Set exercise - Your task is to copy every line of the entries that contains "государственных".

[Items listed in a dataset]
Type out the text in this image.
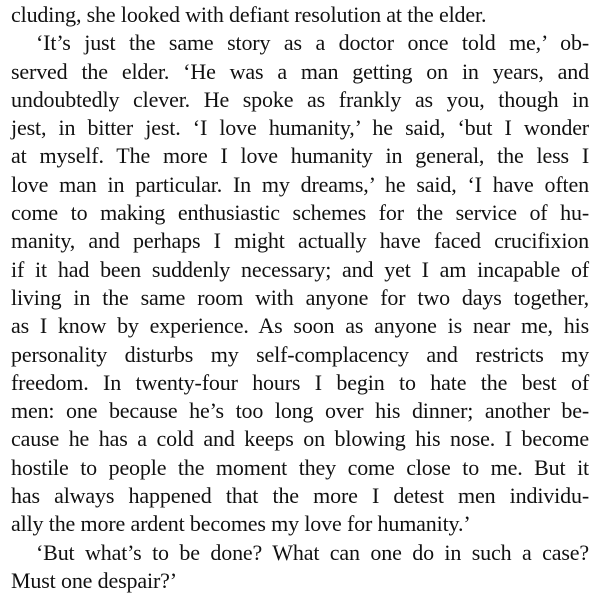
cluding, she looked with defiant resolution at the elder.
‘It’s just the same story as a doctor once told me,’ ob-
served the elder. ‘He was a man getting on in years, and
undoubtedly clever. He spoke as frankly as you, though in
jest, in bitter jest. ‘I love humanity,’ he said, ‘but I wonder
at myself. The more I love humanity in general, the less I
love man in particular. In my dreams,’ he said, ‘I have often
come to making enthusiastic schemes for the service of hu-
manity, and perhaps I might actually have faced crucifixion
if it had been suddenly necessary; and yet I am incapable of
living in the same room with anyone for two days together,
as I know by experience. As soon as anyone is near me, his
personality disturbs my self-complacency and restricts my
freedom. In twenty-four hours I begin to hate the best of
men: one because he’s too long over his dinner; another be-
cause he has a cold and keeps on blowing his nose. I become
hostile to people the moment they come close to me. But it
has always happened that the more I detest men individu-
ally the more ardent becomes my love for humanity.’
‘But what’s to be done? What can one do in such a case?
Must one despair?’
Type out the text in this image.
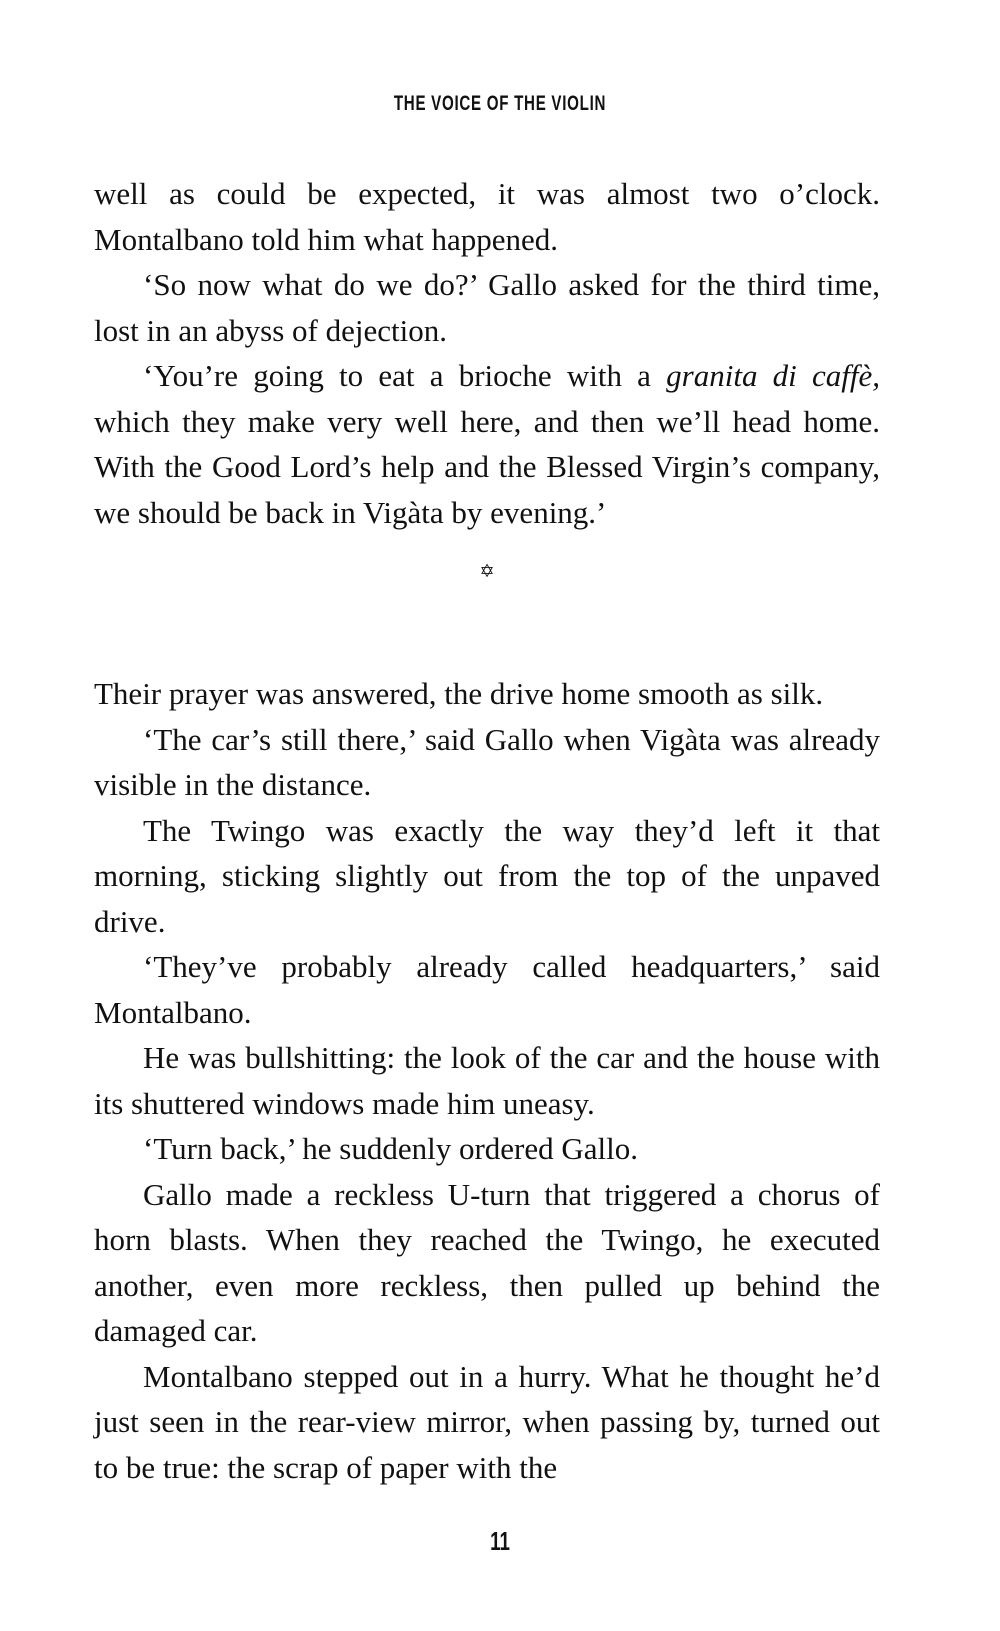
THE VOICE OF THE VIOLIN

well as could be expected, it was almost two o’clock. Montalbano told him what happened.

‘So now what do we do?’ Gallo asked for the third time, lost in an abyss of dejection.

‘You’re going to eat a brioche with a granita di caffè, which they make very well here, and then we’ll head home. With the Good Lord’s help and the Blessed Virgin’s company, we should be back in Vigàta by evening.’

✡

Their prayer was answered, the drive home smooth as silk.

‘The car’s still there,’ said Gallo when Vigàta was already visible in the distance.

The Twingo was exactly the way they’d left it that morning, sticking slightly out from the top of the unpaved drive.

‘They’ve probably already called headquarters,’ said Montalbano.

He was bullshitting: the look of the car and the house with its shuttered windows made him uneasy.

‘Turn back,’ he suddenly ordered Gallo.

Gallo made a reckless U-turn that triggered a chorus of horn blasts. When they reached the Twingo, he executed another, even more reckless, then pulled up behind the damaged car.

Montalbano stepped out in a hurry. What he thought he’d just seen in the rear-view mirror, when passing by, turned out to be true: the scrap of paper with the

11
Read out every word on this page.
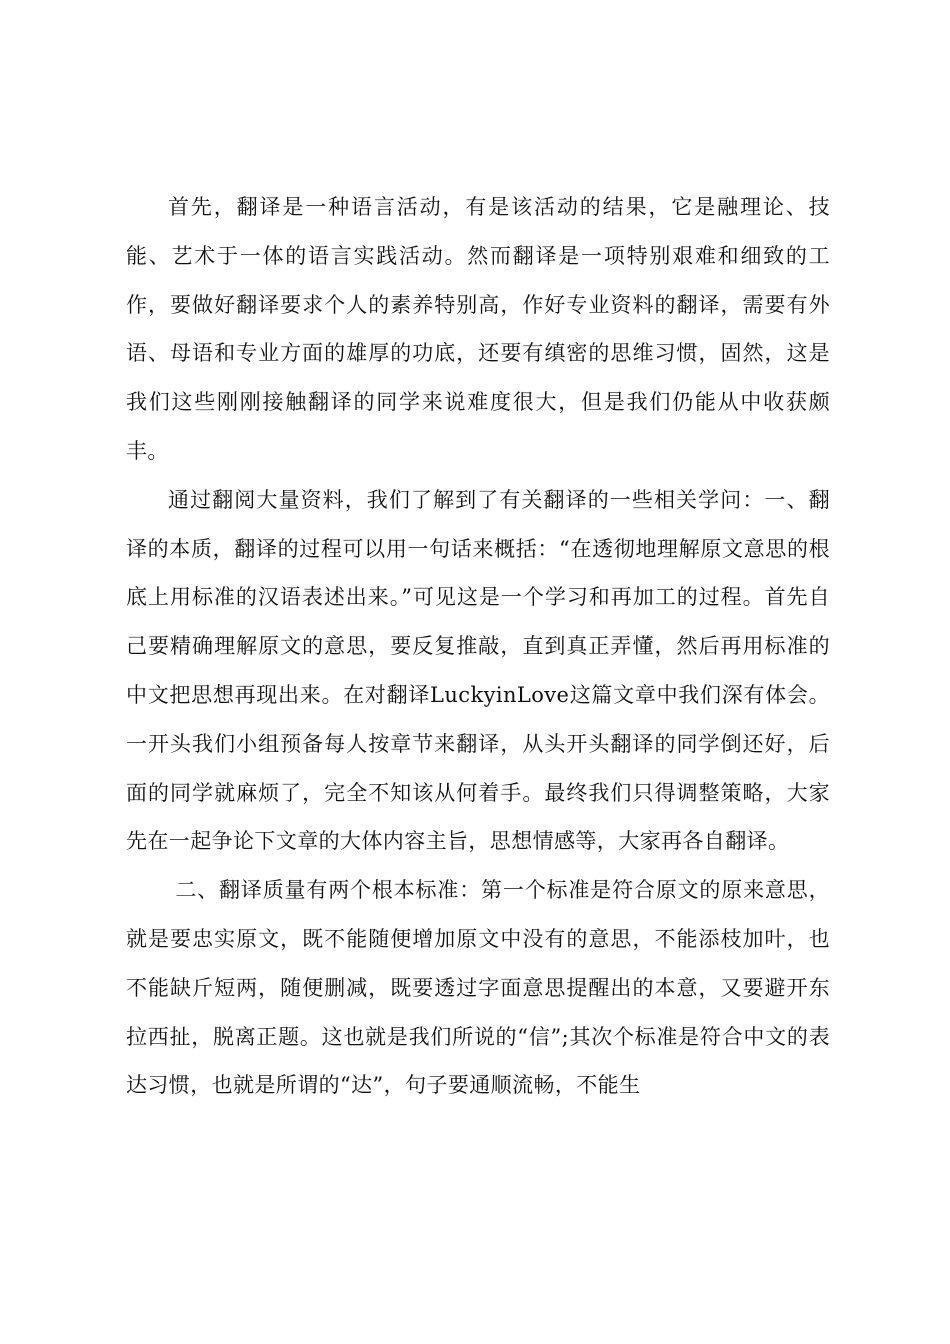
首先，翻译是一种语言活动，有是该活动的结果，它是融理论、技能、艺术于一体的语言实践活动。然而翻译是一项特别艰难和细致的工作，要做好翻译要求个人的素养特别高，作好专业资料的翻译，需要有外语、母语和专业方面的雄厚的功底，还要有缜密的思维习惯，固然，这是我们这些刚刚接触翻译的同学来说难度很大，但是我们仍能从中收获颇丰。

通过翻阅大量资料，我们了解到了有关翻译的一些相关学问：一、翻译的本质，翻译的过程可以用一句话来概括：“在透彻地理解原文意思的根底上用标准的汉语表述出来。”可见这是一个学习和再加工的过程。首先自己要精确理解原文的意思，要反复推敲，直到真正弄懂，然后再用标准的中文把思想再现出来。在对翻译LuckyinLove这篇文章中我们深有体会。一开头我们小组预备每人按章节来翻译，从头开头翻译的同学倒还好，后面的同学就麻烦了，完全不知该从何着手。最终我们只得调整策略，大家先在一起争论下文章的大体内容主旨，思想情感等，大家再各自翻译。

二、翻译质量有两个根本标准：第一个标准是符合原文的原来意思，就是要忠实原文，既不能随便增加原文中没有的意思，不能添枝加叶，也不能缺斤短两，随便删减，既要透过字面意思提醒出的本意，又要避开东拉西扯，脱离正题。这也就是我们所说的“信”;其次个标准是符合中文的表达习惯，也就是所谓的“达”，句子要通顺流畅，不能生
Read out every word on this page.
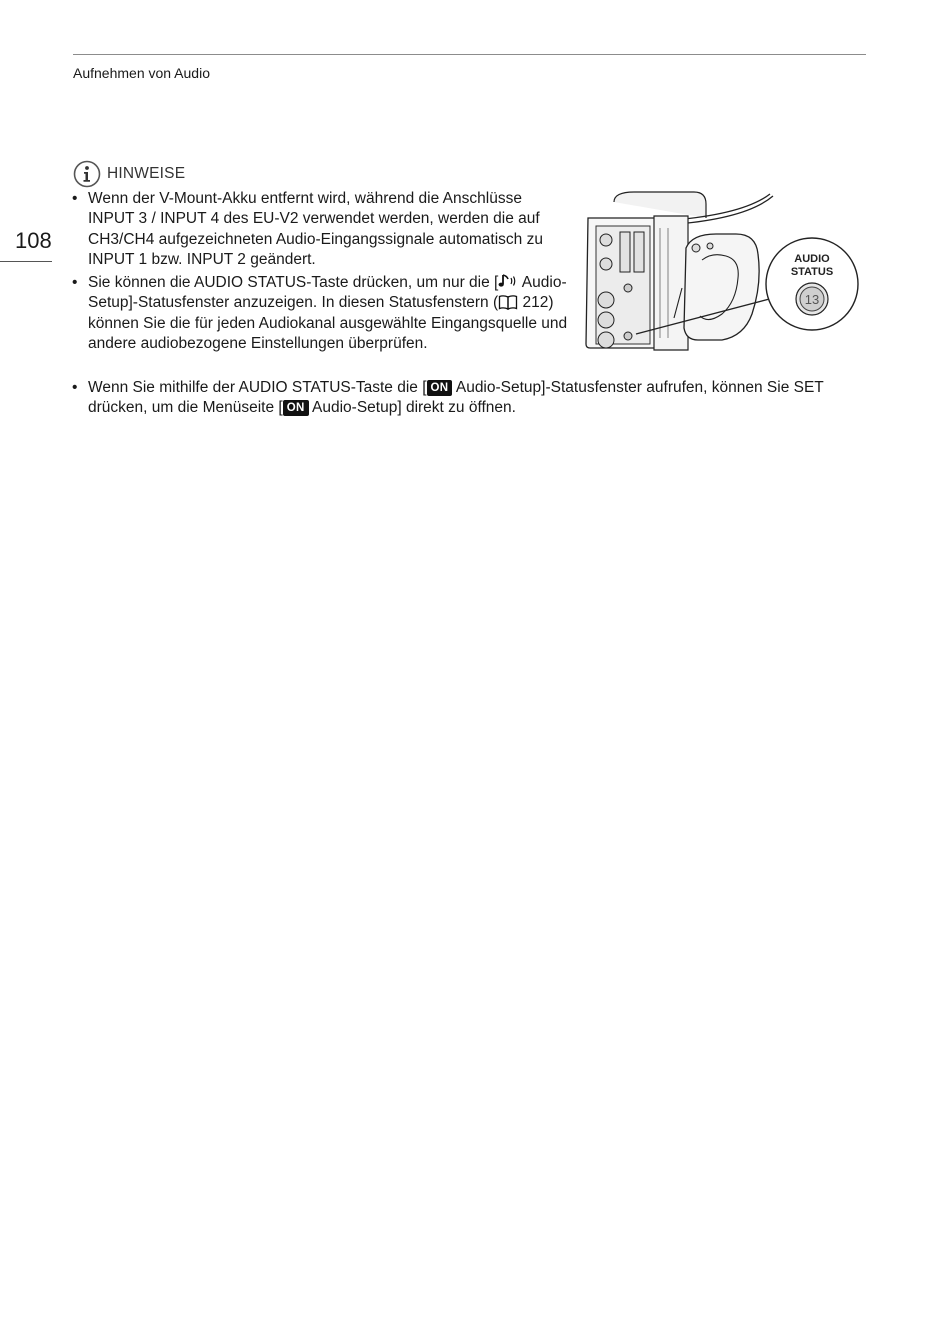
Aufnehmen von Audio
108
HINWEISE
• Wenn der V-Mount-Akku entfernt wird, während die Anschlüsse INPUT 3 / INPUT 4 des EU-V2 verwendet werden, werden die auf CH3/CH4 aufgezeichneten Audio-Eingangssignale automatisch zu INPUT 1 bzw. INPUT 2 geändert.
• Sie können die AUDIO STATUS-Taste drücken, um nur die [ Audio-Setup]-Statusfenster anzuzeigen. In diesen Statusfenstern ( 212) können Sie die für jeden Audiokanal ausgewählte Eingangsquelle und andere audiobezogene Einstellungen überprüfen.
• Wenn Sie mithilfe der AUDIO STATUS-Taste die [ ON Audio-Setup]-Statusfenster aufrufen, können Sie SET drücken, um die Menüseite [ ON Audio-Setup] direkt zu öffnen.
AUDIO
STATUS
13
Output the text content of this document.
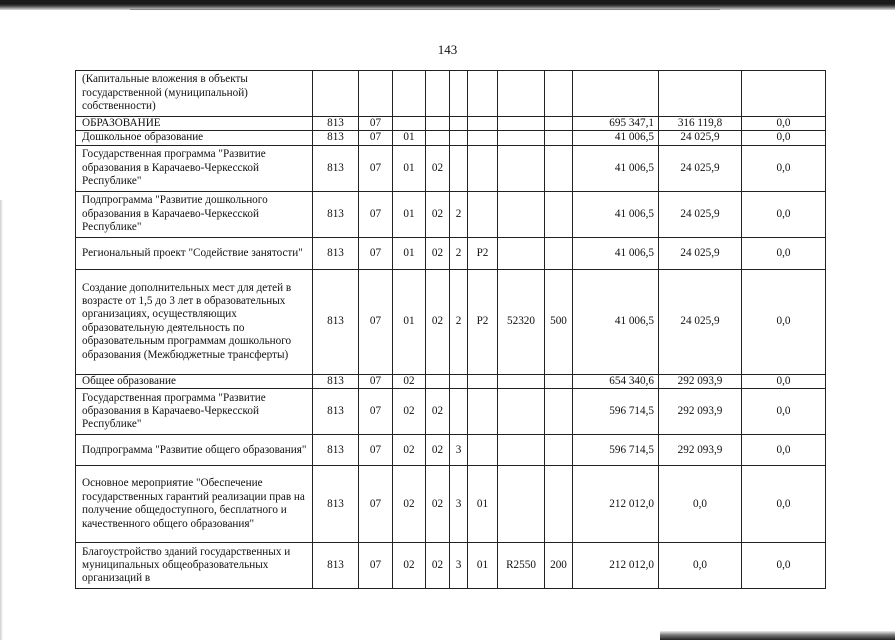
143
(Капитальные вложения в объекты государственной (муниципальной) собственности)											
ОБРАЗОВАНИЕ	813	07							695 347,1	316 119,8	0,0
Дошкольное образование	813	07	01						41 006,5	24 025,9	0,0
Государственная программа "Развитие образования в Карачаево-Черкесской Республике"	813	07	01	02					41 006,5	24 025,9	0,0
Подпрограмма "Развитие дошкольного образования в Карачаево-Черкесской Республике"	813	07	01	02	2				41 006,5	24 025,9	0,0
Региональный проект "Содействие занятости"	813	07	01	02	2	P2			41 006,5	24 025,9	0,0
Создание дополнительных мест для детей в возрасте от 1,5 до 3 лет в образовательных организациях, осуществляющих образовательную деятельность по образовательным программам дошкольного образования (Межбюджетные трансферты)	813	07	01	02	2	P2	52320	500	41 006,5	24 025,9	0,0
Общее образование	813	07	02						654 340,6	292 093,9	0,0
Государственная программа "Развитие образования в Карачаево-Черкесской Республике"	813	07	02	02					596 714,5	292 093,9	0,0
Подпрограмма "Развитие общего образования"	813	07	02	02	3				596 714,5	292 093,9	0,0
Основное мероприятие "Обеспечение государственных гарантий реализации прав на получение общедоступного, бесплатного и качественного общего образования"	813	07	02	02	3	01			212 012,0	0,0	0,0
Благоустройство зданий государственных и муниципальных общеобразовательных организаций в	813	07	02	02	3	01	R2550	200	212 012,0	0,0	0,0
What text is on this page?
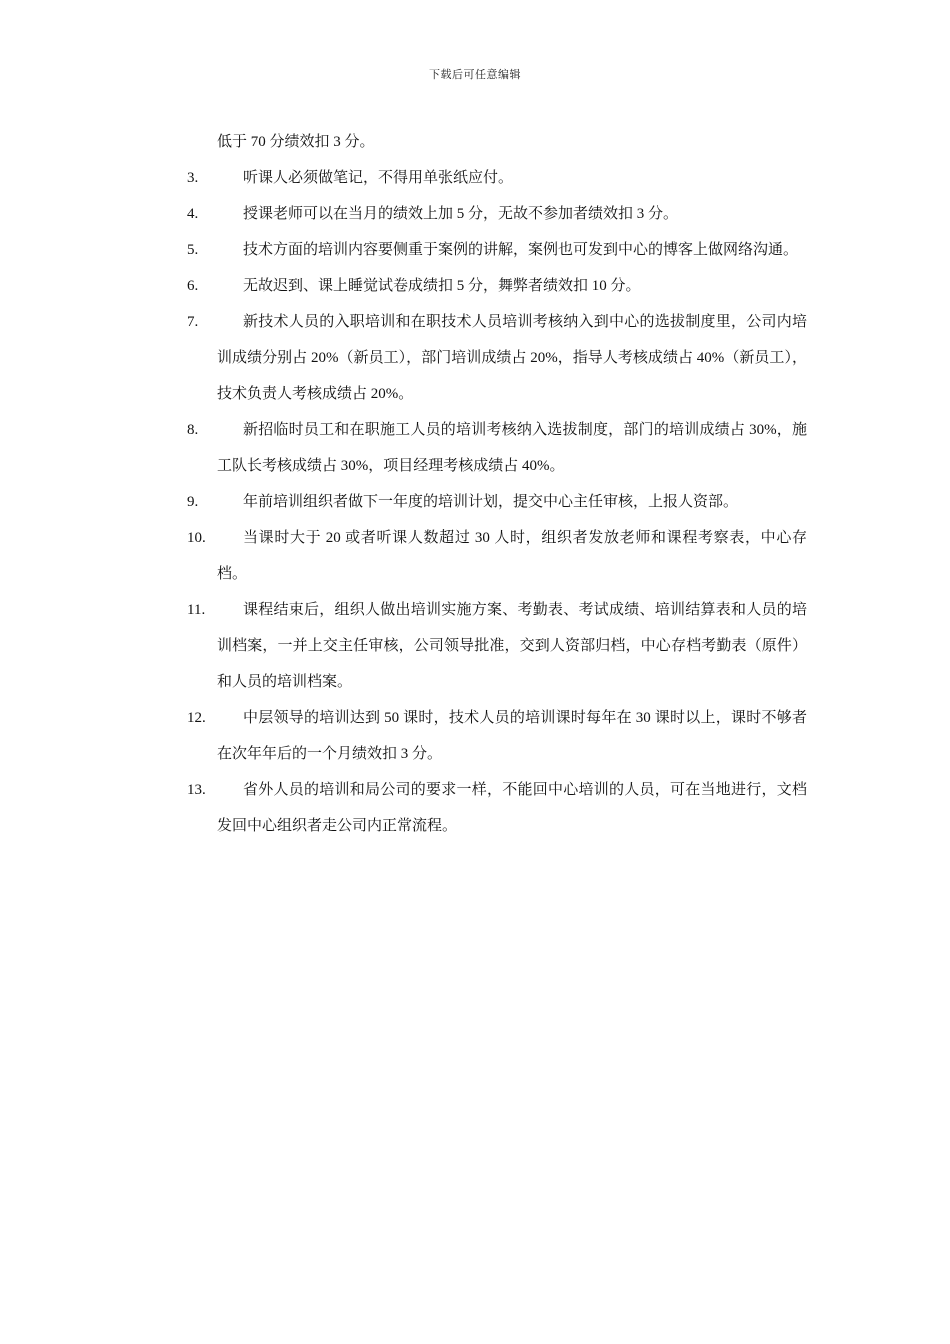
下载后可任意编辑
低于 70 分绩效扣 3 分。
3.	听课人必须做笔记，不得用单张纸应付。
4.	授课老师可以在当月的绩效上加 5 分，无故不参加者绩效扣 3 分。
5.	技术方面的培训内容要侧重于案例的讲解，案例也可发到中心的博客上做网络沟通。
6.	无故迟到、课上睡觉试卷成绩扣 5 分，舞弊者绩效扣 10 分。
7.	新技术人员的入职培训和在职技术人员培训考核纳入到中心的选拔制度里，公司内培训成绩分别占 20%（新员工），部门培训成绩占 20%，指导人考核成绩占 40%（新员工），技术负责人考核成绩占 20%。
8.	新招临时员工和在职施工人员的培训考核纳入选拔制度，部门的培训成绩占 30%，施工队长考核成绩占 30%，项目经理考核成绩占 40%。
9.	年前培训组织者做下一年度的培训计划，提交中心主任审核，上报人资部。
10.	当课时大于 20 或者听课人数超过 30 人时，组织者发放老师和课程考察表，中心存档。
11.	课程结束后，组织人做出培训实施方案、考勤表、考试成绩、培训结算表和人员的培训档案，一并上交主任审核，公司领导批准，交到人资部归档，中心存档考勤表（原件）和人员的培训档案。
12.	中层领导的培训达到 50 课时，技术人员的培训课时每年在 30 课时以上，课时不够者在次年年后的一个月绩效扣 3 分。
13.	省外人员的培训和局公司的要求一样，不能回中心培训的人员，可在当地进行，文档发回中心组织者走公司内正常流程。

Exercise response -
Основное мероприятие "Обеспечение государственных гарантий реализации прав на получение общедоступного, бесплатного и качественного общего образования"	813	07	02	02	3	01			212 012,0	0,0	0,0
Благоустройство зданий государственных и муниципальных общеобразовательных организаций в	813	07	02	02	3	01	R2550	200	212 012,0	0,0	0,0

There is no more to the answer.